→ Work required
Gather from the material every line that contains the string "Quasi".

→ Provided material
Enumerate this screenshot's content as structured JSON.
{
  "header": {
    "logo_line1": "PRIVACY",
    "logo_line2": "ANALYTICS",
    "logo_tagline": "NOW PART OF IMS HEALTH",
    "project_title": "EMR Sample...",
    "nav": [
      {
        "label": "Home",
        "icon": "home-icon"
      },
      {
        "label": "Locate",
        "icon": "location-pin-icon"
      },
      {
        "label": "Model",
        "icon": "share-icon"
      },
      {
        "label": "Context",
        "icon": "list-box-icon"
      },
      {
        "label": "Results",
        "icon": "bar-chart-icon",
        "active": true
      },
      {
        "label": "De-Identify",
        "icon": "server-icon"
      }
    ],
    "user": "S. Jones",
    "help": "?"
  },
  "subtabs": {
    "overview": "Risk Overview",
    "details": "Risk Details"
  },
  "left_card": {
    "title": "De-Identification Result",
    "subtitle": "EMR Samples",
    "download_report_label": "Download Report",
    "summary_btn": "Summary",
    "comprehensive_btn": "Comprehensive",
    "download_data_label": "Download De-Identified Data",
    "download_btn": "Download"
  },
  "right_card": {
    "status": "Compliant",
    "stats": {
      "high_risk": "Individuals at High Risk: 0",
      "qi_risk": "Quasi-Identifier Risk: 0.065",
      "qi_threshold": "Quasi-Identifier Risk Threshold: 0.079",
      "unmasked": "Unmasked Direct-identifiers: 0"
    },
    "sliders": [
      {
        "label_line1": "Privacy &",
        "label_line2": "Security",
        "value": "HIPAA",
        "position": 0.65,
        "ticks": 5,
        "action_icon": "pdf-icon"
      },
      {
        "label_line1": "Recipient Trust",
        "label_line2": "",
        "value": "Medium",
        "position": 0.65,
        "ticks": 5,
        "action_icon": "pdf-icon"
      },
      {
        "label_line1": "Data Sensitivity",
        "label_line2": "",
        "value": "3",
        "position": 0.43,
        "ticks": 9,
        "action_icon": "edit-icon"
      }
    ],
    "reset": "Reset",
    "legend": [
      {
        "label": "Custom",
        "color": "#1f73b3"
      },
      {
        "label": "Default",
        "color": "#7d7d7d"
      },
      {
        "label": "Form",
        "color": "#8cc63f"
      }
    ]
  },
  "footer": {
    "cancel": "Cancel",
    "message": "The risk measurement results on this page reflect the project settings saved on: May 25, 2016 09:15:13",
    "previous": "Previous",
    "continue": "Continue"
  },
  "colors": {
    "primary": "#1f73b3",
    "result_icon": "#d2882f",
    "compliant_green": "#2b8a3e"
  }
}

→ Written reply
      "qi_risk": "Quasi-Identifier Risk: 0.065",
      "qi_threshold": "Quasi-Identifier Risk Threshold: 0.079",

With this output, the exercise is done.